→ **Stated task**
Restate exactly the lines below, from the one containing "What data populates" through the final line, and leave out the pictures.

→ **Given data**

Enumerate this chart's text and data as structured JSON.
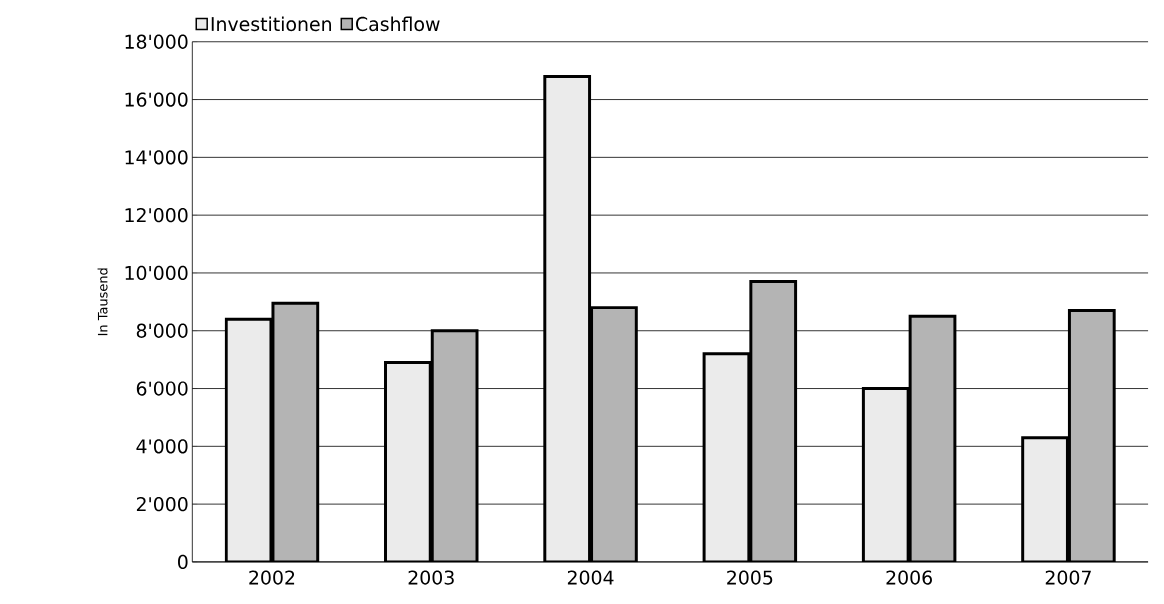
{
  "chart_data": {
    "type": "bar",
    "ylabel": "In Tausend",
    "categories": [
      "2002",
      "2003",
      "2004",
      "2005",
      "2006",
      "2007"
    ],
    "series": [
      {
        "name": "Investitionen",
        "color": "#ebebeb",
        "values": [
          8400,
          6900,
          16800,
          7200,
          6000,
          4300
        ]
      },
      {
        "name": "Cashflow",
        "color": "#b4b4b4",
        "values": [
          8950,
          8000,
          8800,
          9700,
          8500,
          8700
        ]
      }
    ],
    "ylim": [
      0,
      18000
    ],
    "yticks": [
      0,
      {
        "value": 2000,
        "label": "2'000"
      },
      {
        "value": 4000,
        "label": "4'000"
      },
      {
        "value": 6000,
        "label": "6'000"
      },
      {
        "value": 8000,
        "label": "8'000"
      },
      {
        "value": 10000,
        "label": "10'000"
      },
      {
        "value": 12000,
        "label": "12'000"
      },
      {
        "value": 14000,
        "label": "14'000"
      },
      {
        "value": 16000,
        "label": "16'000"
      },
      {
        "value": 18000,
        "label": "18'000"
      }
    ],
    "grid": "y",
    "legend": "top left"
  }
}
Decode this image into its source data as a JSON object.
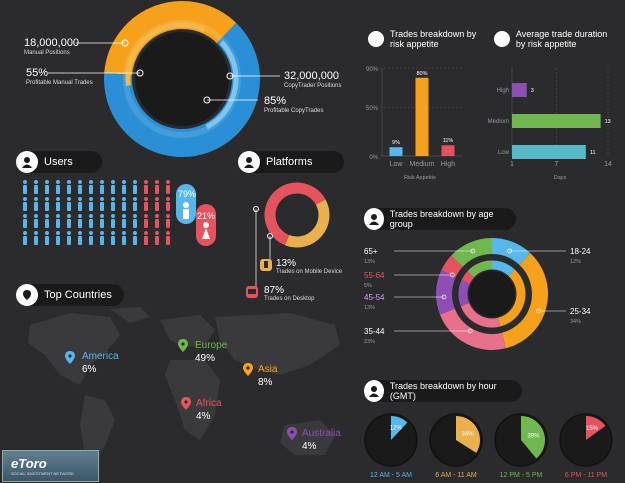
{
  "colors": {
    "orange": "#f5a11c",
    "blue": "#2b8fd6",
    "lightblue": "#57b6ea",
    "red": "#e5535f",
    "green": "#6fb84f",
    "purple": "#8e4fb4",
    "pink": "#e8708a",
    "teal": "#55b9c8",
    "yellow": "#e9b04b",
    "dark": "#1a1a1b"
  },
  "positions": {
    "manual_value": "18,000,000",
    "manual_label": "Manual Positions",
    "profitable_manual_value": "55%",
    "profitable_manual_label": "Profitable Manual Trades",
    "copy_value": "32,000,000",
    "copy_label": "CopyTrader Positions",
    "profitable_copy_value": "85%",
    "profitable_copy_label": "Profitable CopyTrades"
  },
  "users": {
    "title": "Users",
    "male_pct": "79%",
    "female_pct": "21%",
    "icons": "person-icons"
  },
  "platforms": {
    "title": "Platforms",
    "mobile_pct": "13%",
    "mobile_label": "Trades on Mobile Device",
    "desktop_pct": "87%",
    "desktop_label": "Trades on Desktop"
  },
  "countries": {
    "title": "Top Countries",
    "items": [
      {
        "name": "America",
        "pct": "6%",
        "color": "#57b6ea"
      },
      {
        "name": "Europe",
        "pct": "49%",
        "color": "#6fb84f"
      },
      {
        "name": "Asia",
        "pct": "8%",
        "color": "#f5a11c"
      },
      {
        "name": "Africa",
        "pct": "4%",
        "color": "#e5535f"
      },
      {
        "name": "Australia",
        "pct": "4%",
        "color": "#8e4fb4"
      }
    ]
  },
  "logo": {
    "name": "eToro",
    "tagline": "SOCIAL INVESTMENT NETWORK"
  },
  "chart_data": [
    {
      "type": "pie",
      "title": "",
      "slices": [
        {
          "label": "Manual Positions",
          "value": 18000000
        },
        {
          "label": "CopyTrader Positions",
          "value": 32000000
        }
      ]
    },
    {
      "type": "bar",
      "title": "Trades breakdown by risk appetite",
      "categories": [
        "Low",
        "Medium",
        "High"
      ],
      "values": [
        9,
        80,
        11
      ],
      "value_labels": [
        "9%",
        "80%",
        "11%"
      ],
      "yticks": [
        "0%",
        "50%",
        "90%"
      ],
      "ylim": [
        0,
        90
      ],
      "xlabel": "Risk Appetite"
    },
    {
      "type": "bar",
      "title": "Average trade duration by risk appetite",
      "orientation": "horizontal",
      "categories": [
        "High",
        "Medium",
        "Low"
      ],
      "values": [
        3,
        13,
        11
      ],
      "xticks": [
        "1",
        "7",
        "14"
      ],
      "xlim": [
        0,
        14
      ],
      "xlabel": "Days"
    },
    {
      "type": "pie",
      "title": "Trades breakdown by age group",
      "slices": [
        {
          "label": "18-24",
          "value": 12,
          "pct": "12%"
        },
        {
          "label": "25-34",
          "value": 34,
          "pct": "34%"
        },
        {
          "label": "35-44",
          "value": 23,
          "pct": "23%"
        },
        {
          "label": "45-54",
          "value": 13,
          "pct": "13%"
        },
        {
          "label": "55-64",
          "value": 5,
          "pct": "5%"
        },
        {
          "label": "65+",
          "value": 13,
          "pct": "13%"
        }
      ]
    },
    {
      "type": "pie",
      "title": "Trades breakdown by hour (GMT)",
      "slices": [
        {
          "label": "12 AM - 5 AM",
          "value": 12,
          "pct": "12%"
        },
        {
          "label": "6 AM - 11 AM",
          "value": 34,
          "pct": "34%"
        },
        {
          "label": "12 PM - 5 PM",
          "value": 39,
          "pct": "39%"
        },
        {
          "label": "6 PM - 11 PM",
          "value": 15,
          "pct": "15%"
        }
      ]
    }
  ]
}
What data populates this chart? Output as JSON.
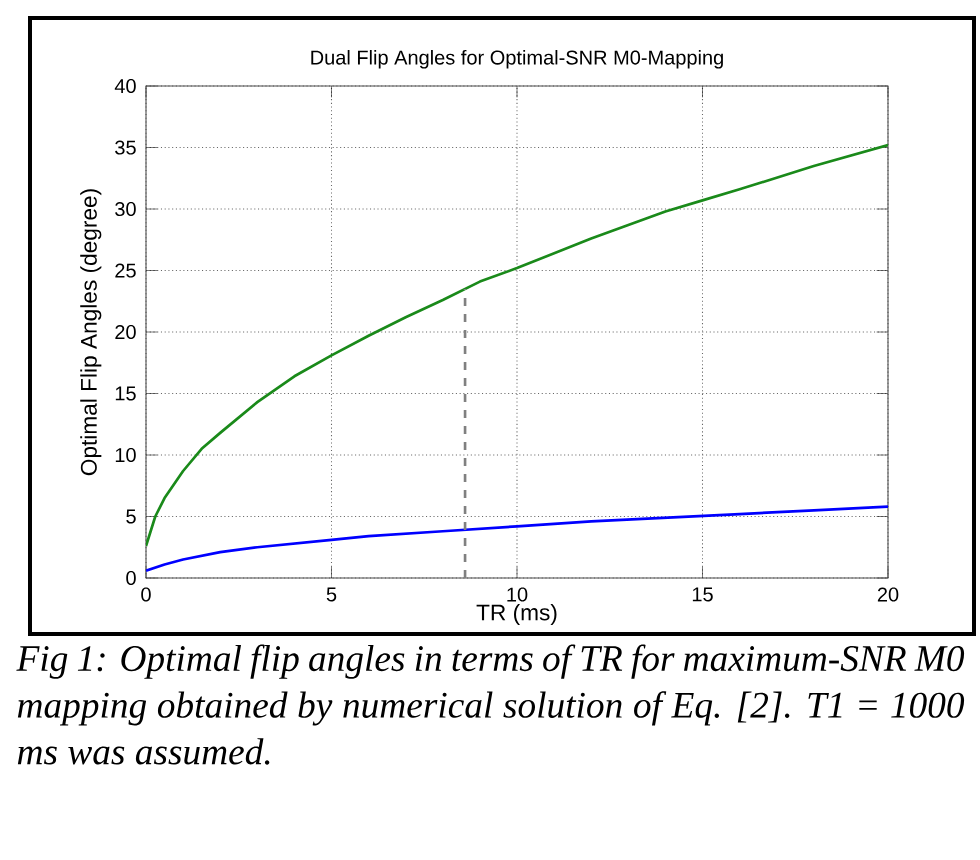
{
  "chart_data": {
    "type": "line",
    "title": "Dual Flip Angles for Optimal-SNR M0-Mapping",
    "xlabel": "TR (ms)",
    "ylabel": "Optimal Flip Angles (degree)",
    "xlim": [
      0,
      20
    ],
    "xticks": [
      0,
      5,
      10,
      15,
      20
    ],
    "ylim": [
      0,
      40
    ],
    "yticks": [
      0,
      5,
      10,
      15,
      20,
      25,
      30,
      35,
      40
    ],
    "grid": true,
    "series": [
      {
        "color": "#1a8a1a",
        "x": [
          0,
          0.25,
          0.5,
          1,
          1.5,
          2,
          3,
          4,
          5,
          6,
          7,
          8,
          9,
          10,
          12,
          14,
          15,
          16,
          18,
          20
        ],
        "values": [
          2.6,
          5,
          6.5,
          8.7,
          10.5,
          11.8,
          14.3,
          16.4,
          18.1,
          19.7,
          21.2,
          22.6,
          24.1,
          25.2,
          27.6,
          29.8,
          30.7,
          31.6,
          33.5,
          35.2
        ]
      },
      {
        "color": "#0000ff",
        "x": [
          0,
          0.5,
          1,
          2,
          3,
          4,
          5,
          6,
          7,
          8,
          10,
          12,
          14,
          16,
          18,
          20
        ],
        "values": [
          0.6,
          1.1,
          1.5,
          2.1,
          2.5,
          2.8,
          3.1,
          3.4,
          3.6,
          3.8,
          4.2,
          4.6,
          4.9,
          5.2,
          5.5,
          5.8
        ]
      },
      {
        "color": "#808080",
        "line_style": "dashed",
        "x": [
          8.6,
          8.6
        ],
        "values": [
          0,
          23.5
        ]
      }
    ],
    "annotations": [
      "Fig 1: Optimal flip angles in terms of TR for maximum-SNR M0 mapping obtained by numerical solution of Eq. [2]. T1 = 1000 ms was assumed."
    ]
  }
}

→ **Answer in full**
What data populates this chart? Output as JSON.
{
  "chart_data": {
    "type": "line",
    "title": "Dual Flip Angles for Optimal-SNR M0-Mapping",
    "xlabel": "TR (ms)",
    "ylabel": "Optimal Flip Angles (degree)",
    "xlim": [
      0,
      20
    ],
    "xticks": [
      0,
      5,
      10,
      15,
      20
    ],
    "ylim": [
      0,
      40
    ],
    "yticks": [
      0,
      5,
      10,
      15,
      20,
      25,
      30,
      35,
      40
    ],
    "grid": true,
    "series": [
      {
        "color": "#1a8a1a",
        "x": [
          0,
          0.25,
          0.5,
          1,
          1.5,
          2,
          3,
          4,
          5,
          6,
          7,
          8,
          9,
          10,
          12,
          14,
          15,
          16,
          18,
          20
        ],
        "values": [
          2.6,
          5,
          6.5,
          8.7,
          10.5,
          11.8,
          14.3,
          16.4,
          18.1,
          19.7,
          21.2,
          22.6,
          24.1,
          25.2,
          27.6,
          29.8,
          30.7,
          31.6,
          33.5,
          35.2
        ]
      },
      {
        "color": "#0000ff",
        "x": [
          0,
          0.5,
          1,
          2,
          3,
          4,
          5,
          6,
          7,
          8,
          10,
          12,
          14,
          16,
          18,
          20
        ],
        "values": [
          0.6,
          1.1,
          1.5,
          2.1,
          2.5,
          2.8,
          3.1,
          3.4,
          3.6,
          3.8,
          4.2,
          4.6,
          4.9,
          5.2,
          5.5,
          5.8
        ]
      },
      {
        "color": "#808080",
        "line_style": "dashed",
        "x": [
          8.6,
          8.6
        ],
        "values": [
          0,
          23.5
        ]
      }
    ],
    "annotations": [
      "Fig 1: Optimal flip angles in terms of TR for maximum-SNR M0 mapping obtained by numerical solution of Eq. [2]. T1 = 1000 ms was assumed."
    ]
  }
}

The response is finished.